Data records -
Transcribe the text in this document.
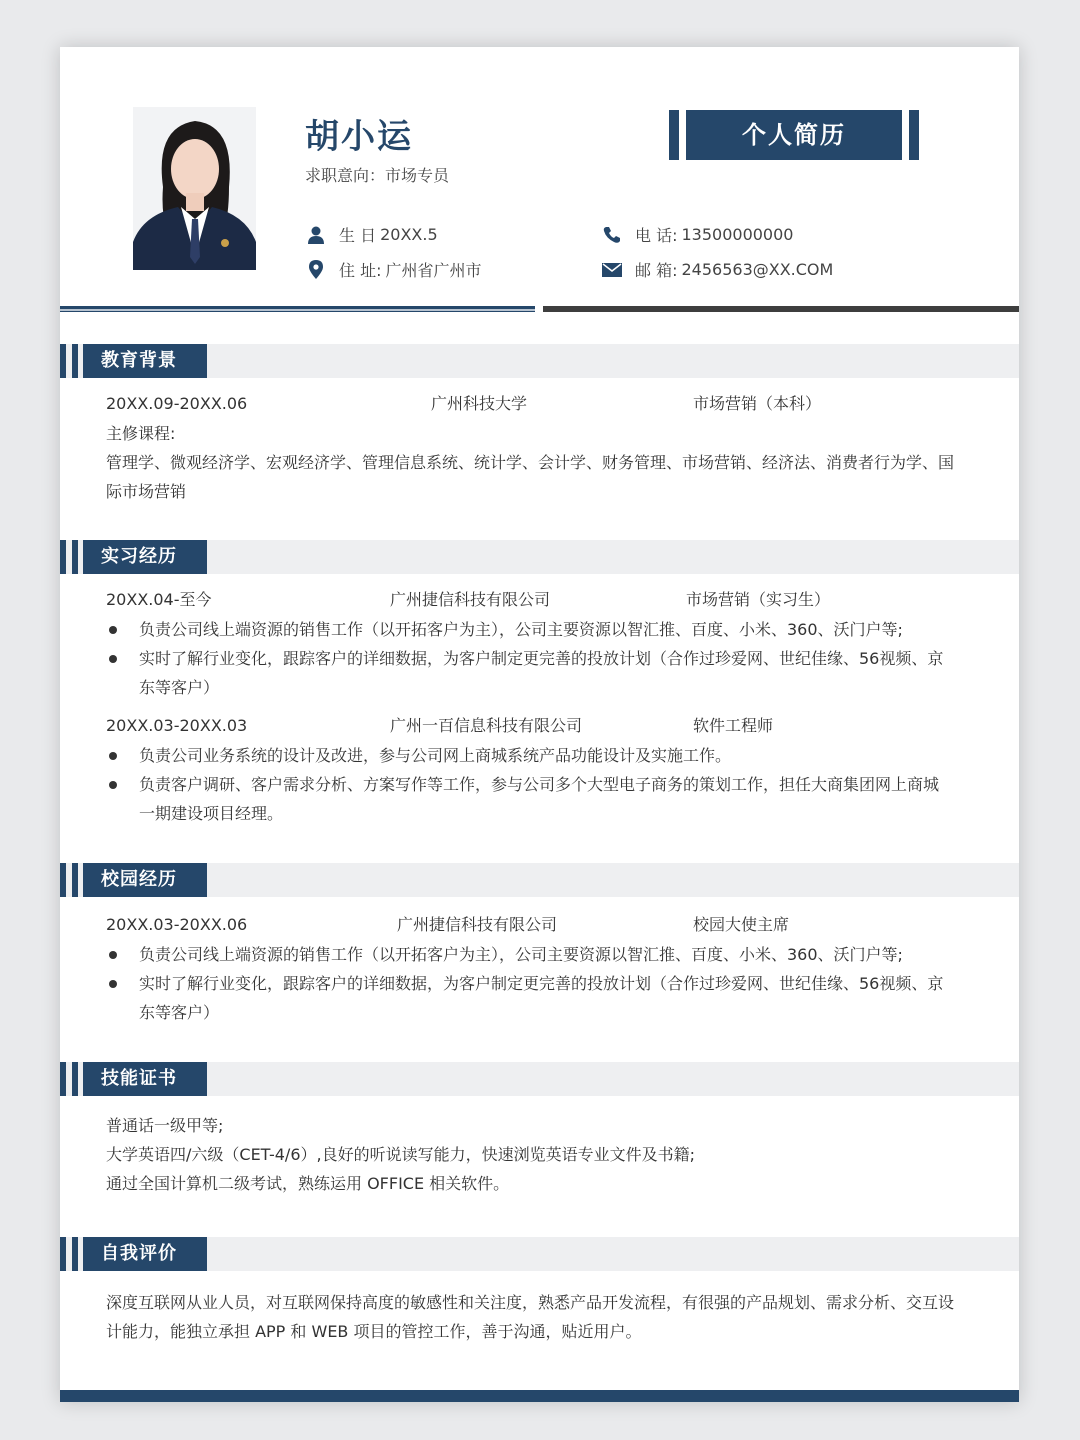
胡小运
求职意向：市场专员
个人简历
生 日 20XX.5
住 址: 广州省广州市
电 话: 13500000000
邮 箱: 2456563@XX.COM
教育背景
20XX.09-20XX.06	广州科技大学	市场营销（本科）
主修课程:
管理学、微观经济学、宏观经济学、管理信息系统、统计学、会计学、财务管理、市场营销、经济法、消费者行为学、国际市场营销
实习经历
20XX.04-至今	广州捷信科技有限公司	市场营销（实习生）
负责公司线上端资源的销售工作（以开拓客户为主），公司主要资源以智汇推、百度、小米、360、沃门户等;
实时了解行业变化，跟踪客户的详细数据，为客户制定更完善的投放计划（合作过珍爱网、世纪佳缘、56视频、京东等客户）
20XX.03-20XX.03	广州一百信息科技有限公司	软件工程师
负责公司业务系统的设计及改进，参与公司网上商城系统产品功能设计及实施工作。
负责客户调研、客户需求分析、方案写作等工作，参与公司多个大型电子商务的策划工作，担任大商集团网上商城一期建设项目经理。
校园经历
20XX.03-20XX.06	广州捷信科技有限公司	校园大使主席
负责公司线上端资源的销售工作（以开拓客户为主），公司主要资源以智汇推、百度、小米、360、沃门户等;
实时了解行业变化，跟踪客户的详细数据，为客户制定更完善的投放计划（合作过珍爱网、世纪佳缘、56视频、京东等客户）
技能证书
普通话一级甲等;
大学英语四/六级（CET-4/6）,良好的听说读写能力，快速浏览英语专业文件及书籍;
通过全国计算机二级考试，熟练运用 OFFICE 相关软件。
自我评价
深度互联网从业人员，对互联网保持高度的敏感性和关注度，熟悉产品开发流程，有很强的产品规划、需求分析、交互设计能力，能独立承担 APP 和 WEB 项目的管控工作，善于沟通，贴近用户。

Work to do - Print the listing above in full, exactly as written. Omit any pictures.

Solution to the problem -
Transcribe the text in this document.
胡小运
求职意向：市场专员
个人简历
生 日 20XX.5
住 址: 广州省广州市
电 话: 13500000000
邮 箱: 2456563@XX.COM
教育背景
20XX.09-20XX.06	广州科技大学	市场营销（本科）
主修课程:
管理学、微观经济学、宏观经济学、管理信息系统、统计学、会计学、财务管理、市场营销、经济法、消费者行为学、国际市场营销
实习经历
20XX.04-至今	广州捷信科技有限公司	市场营销（实习生）
负责公司线上端资源的销售工作（以开拓客户为主），公司主要资源以智汇推、百度、小米、360、沃门户等;
实时了解行业变化，跟踪客户的详细数据，为客户制定更完善的投放计划（合作过珍爱网、世纪佳缘、56视频、京东等客户）
20XX.03-20XX.03	广州一百信息科技有限公司	软件工程师
负责公司业务系统的设计及改进，参与公司网上商城系统产品功能设计及实施工作。
负责客户调研、客户需求分析、方案写作等工作，参与公司多个大型电子商务的策划工作，担任大商集团网上商城一期建设项目经理。
校园经历
20XX.03-20XX.06	广州捷信科技有限公司	校园大使主席
负责公司线上端资源的销售工作（以开拓客户为主），公司主要资源以智汇推、百度、小米、360、沃门户等;
实时了解行业变化，跟踪客户的详细数据，为客户制定更完善的投放计划（合作过珍爱网、世纪佳缘、56视频、京东等客户）
技能证书
普通话一级甲等;
大学英语四/六级（CET-4/6）,良好的听说读写能力，快速浏览英语专业文件及书籍;
通过全国计算机二级考试，熟练运用 OFFICE 相关软件。
自我评价
深度互联网从业人员，对互联网保持高度的敏感性和关注度，熟悉产品开发流程，有很强的产品规划、需求分析、交互设计能力，能独立承担 APP 和 WEB 项目的管控工作，善于沟通，贴近用户。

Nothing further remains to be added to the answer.